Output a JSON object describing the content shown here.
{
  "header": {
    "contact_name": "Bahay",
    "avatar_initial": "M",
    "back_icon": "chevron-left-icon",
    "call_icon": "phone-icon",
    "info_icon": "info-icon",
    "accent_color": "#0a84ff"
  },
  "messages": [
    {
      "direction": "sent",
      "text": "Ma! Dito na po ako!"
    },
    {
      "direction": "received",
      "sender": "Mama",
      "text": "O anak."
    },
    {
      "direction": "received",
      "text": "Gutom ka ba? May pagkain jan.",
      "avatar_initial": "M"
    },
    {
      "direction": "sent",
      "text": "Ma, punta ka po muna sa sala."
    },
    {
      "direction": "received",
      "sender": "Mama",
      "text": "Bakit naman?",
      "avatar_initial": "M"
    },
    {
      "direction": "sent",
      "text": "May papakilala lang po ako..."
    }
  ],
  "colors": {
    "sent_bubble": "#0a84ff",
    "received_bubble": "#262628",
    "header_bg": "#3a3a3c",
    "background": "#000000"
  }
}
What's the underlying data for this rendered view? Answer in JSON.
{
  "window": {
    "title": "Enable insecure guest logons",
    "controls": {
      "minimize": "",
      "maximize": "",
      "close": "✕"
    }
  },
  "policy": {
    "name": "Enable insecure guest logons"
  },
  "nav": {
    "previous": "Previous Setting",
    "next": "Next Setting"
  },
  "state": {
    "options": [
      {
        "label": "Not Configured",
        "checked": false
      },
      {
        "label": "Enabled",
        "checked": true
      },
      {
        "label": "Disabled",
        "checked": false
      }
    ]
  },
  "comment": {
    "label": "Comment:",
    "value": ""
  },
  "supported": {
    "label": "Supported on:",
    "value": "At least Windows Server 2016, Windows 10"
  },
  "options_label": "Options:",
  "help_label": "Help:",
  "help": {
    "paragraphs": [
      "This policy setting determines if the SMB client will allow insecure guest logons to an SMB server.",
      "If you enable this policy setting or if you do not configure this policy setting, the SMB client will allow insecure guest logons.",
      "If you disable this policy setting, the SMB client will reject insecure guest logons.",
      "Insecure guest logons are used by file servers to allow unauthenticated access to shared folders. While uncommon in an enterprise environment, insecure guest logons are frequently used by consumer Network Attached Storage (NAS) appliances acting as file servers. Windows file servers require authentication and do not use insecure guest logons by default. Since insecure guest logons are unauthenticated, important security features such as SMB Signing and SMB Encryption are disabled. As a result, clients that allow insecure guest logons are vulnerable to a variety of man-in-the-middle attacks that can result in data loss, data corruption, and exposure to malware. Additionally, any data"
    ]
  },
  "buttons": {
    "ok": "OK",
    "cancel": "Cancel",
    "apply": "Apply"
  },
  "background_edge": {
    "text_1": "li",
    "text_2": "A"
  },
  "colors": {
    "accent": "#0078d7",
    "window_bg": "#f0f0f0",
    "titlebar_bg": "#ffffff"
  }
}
---------------
#### [Problem to solve]
Each line above that holds the string "policy" should be copied and shown.

#### [Result for this exercise]
  "policy": {
      "This policy setting determines if the SMB client will allow insecure guest logons to an SMB server.",
      "If you enable this policy setting or if you do not configure this policy setting, the SMB client will allow insecure guest logons.",
      "If you disable this policy setting, the SMB client will reject insecure guest logons.",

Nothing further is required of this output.